__Aim__. Copy each line below exactly and leave the pictures out.

__Material to process__.
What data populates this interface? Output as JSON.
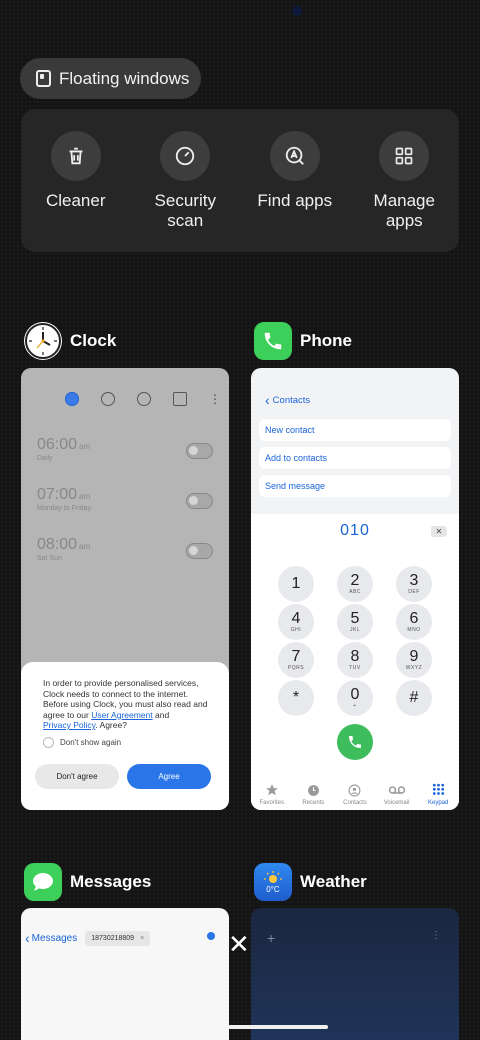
{
  "floating": {
    "label": "Floating windows"
  },
  "actions": [
    {
      "label": "Cleaner",
      "icon": "trash-icon"
    },
    {
      "label": "Security scan",
      "icon": "shield-scan-icon"
    },
    {
      "label": "Find apps",
      "icon": "find-app-icon"
    },
    {
      "label": "Manage apps",
      "icon": "grid-icon"
    }
  ],
  "clock": {
    "title": "Clock",
    "alarms": [
      {
        "time": "06:00",
        "ampm": "am",
        "sub": "Daily"
      },
      {
        "time": "07:00",
        "ampm": "am",
        "sub": "Monday to Friday"
      },
      {
        "time": "08:00",
        "ampm": "am",
        "sub": "Sat Sun"
      }
    ],
    "dialog": {
      "text1": "In order to provide personalised services, Clock needs to connect to the internet. Before using Clock, you must also read and agree to our ",
      "link1": "User Agreement",
      "and": " and ",
      "link2": "Privacy Policy",
      "text2": ". Agree?",
      "dont_show": "Don't show again",
      "disagree": "Don't agree",
      "agree": "Agree"
    }
  },
  "phone": {
    "title": "Phone",
    "back": "Contacts",
    "options": [
      "New contact",
      "Add to contacts",
      "Send message"
    ],
    "number": "010",
    "keys": [
      {
        "d": "1",
        "l": ""
      },
      {
        "d": "2",
        "l": "ABC"
      },
      {
        "d": "3",
        "l": "DEF"
      },
      {
        "d": "4",
        "l": "GHI"
      },
      {
        "d": "5",
        "l": "JKL"
      },
      {
        "d": "6",
        "l": "MNO"
      },
      {
        "d": "7",
        "l": "PQRS"
      },
      {
        "d": "8",
        "l": "TUV"
      },
      {
        "d": "9",
        "l": "WXYZ"
      },
      {
        "d": "*",
        "l": ""
      },
      {
        "d": "0",
        "l": "+"
      },
      {
        "d": "#",
        "l": ""
      }
    ],
    "nav": [
      "Favorites",
      "Recents",
      "Contacts",
      "Voicemail",
      "Keypad"
    ]
  },
  "messages": {
    "title": "Messages",
    "back": "Messages",
    "recipient": "18730218809"
  },
  "weather": {
    "title": "Weather",
    "icon_temp": "0°C"
  }
}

__The response__.
What data populates this interface? Output as JSON.
{
  "floating": {
    "label": "Floating windows"
  },
  "actions": [
    {
      "label": "Cleaner",
      "icon": "trash-icon"
    },
    {
      "label": "Security scan",
      "icon": "shield-scan-icon"
    },
    {
      "label": "Find apps",
      "icon": "find-app-icon"
    },
    {
      "label": "Manage apps",
      "icon": "grid-icon"
    }
  ],
  "clock": {
    "title": "Clock",
    "alarms": [
      {
        "time": "06:00",
        "ampm": "am",
        "sub": "Daily"
      },
      {
        "time": "07:00",
        "ampm": "am",
        "sub": "Monday to Friday"
      },
      {
        "time": "08:00",
        "ampm": "am",
        "sub": "Sat Sun"
      }
    ],
    "dialog": {
      "text1": "In order to provide personalised services, Clock needs to connect to the internet. Before using Clock, you must also read and agree to our ",
      "link1": "User Agreement",
      "and": " and ",
      "link2": "Privacy Policy",
      "text2": ". Agree?",
      "dont_show": "Don't show again",
      "disagree": "Don't agree",
      "agree": "Agree"
    }
  },
  "phone": {
    "title": "Phone",
    "back": "Contacts",
    "options": [
      "New contact",
      "Add to contacts",
      "Send message"
    ],
    "number": "010",
    "keys": [
      {
        "d": "1",
        "l": ""
      },
      {
        "d": "2",
        "l": "ABC"
      },
      {
        "d": "3",
        "l": "DEF"
      },
      {
        "d": "4",
        "l": "GHI"
      },
      {
        "d": "5",
        "l": "JKL"
      },
      {
        "d": "6",
        "l": "MNO"
      },
      {
        "d": "7",
        "l": "PQRS"
      },
      {
        "d": "8",
        "l": "TUV"
      },
      {
        "d": "9",
        "l": "WXYZ"
      },
      {
        "d": "*",
        "l": ""
      },
      {
        "d": "0",
        "l": "+"
      },
      {
        "d": "#",
        "l": ""
      }
    ],
    "nav": [
      "Favorites",
      "Recents",
      "Contacts",
      "Voicemail",
      "Keypad"
    ]
  },
  "messages": {
    "title": "Messages",
    "back": "Messages",
    "recipient": "18730218809"
  },
  "weather": {
    "title": "Weather",
    "icon_temp": "0°C"
  }
}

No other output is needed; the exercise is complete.